## To be done
Gather up every line that includes the string "Gamifikatsiya".

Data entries
_____
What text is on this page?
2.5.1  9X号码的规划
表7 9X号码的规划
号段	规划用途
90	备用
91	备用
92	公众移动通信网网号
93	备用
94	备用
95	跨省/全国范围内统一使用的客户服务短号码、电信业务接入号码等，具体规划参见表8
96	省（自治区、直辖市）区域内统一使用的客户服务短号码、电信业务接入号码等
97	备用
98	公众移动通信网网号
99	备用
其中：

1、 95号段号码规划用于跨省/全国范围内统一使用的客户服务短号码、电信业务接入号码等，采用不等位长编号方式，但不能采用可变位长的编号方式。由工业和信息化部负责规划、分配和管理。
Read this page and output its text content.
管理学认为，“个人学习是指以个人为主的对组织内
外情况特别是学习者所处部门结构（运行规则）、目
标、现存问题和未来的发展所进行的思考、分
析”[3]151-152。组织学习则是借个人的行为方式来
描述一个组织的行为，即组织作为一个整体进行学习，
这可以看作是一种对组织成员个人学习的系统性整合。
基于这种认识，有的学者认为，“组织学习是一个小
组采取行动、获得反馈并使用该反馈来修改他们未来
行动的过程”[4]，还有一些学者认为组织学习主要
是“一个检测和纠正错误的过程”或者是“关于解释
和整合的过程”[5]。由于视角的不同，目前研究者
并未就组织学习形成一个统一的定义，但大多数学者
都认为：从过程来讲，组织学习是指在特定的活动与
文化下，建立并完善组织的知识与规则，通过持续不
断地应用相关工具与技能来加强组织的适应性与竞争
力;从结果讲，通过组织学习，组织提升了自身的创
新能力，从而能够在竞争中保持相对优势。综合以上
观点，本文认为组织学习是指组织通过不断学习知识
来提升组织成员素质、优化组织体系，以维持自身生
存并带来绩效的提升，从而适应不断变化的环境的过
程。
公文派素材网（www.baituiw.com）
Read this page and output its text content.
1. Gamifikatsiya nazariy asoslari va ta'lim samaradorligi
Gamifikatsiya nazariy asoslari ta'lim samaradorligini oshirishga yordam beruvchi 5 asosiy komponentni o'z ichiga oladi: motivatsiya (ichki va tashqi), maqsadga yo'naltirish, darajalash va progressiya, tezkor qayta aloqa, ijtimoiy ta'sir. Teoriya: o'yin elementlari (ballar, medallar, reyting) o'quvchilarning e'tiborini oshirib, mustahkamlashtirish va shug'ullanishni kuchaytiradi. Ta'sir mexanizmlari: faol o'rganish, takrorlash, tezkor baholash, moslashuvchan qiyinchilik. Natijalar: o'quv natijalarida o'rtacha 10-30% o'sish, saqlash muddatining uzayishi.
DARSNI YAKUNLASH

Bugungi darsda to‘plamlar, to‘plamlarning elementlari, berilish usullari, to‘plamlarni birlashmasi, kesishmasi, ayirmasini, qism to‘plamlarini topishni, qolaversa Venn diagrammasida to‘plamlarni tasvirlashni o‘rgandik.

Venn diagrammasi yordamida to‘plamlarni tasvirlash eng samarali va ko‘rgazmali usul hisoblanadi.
_____
## Exercise solution
1. Gamifikatsiya nazariy asoslari va ta'lim samaradorligi
Gamifikatsiya nazariy asoslari ta'lim samaradorligini oshirishga yordam beruvchi 5 asosiy komponentni o'z ichiga oladi: motivatsiya (ichki va tashqi), maqsadga yo'naltirish, darajalash va progressiya, tezkor qayta aloqa, ijtimoiy ta'sir. Teoriya: o'yin elementlari (ballar, medallar, reyting) o'quvchilarning e'tiborini oshirib, mustahkamlashtirish va shug'ullanishni kuchaytiradi. Ta'sir mexanizmlari: faol o'rganish, takrorlash, tezkor baholash, moslashuvchan qiyinchilik. Natijalar: o'quv natijalarida o'rtacha 10-30% o'sish, saqlash muddatining uzayishi.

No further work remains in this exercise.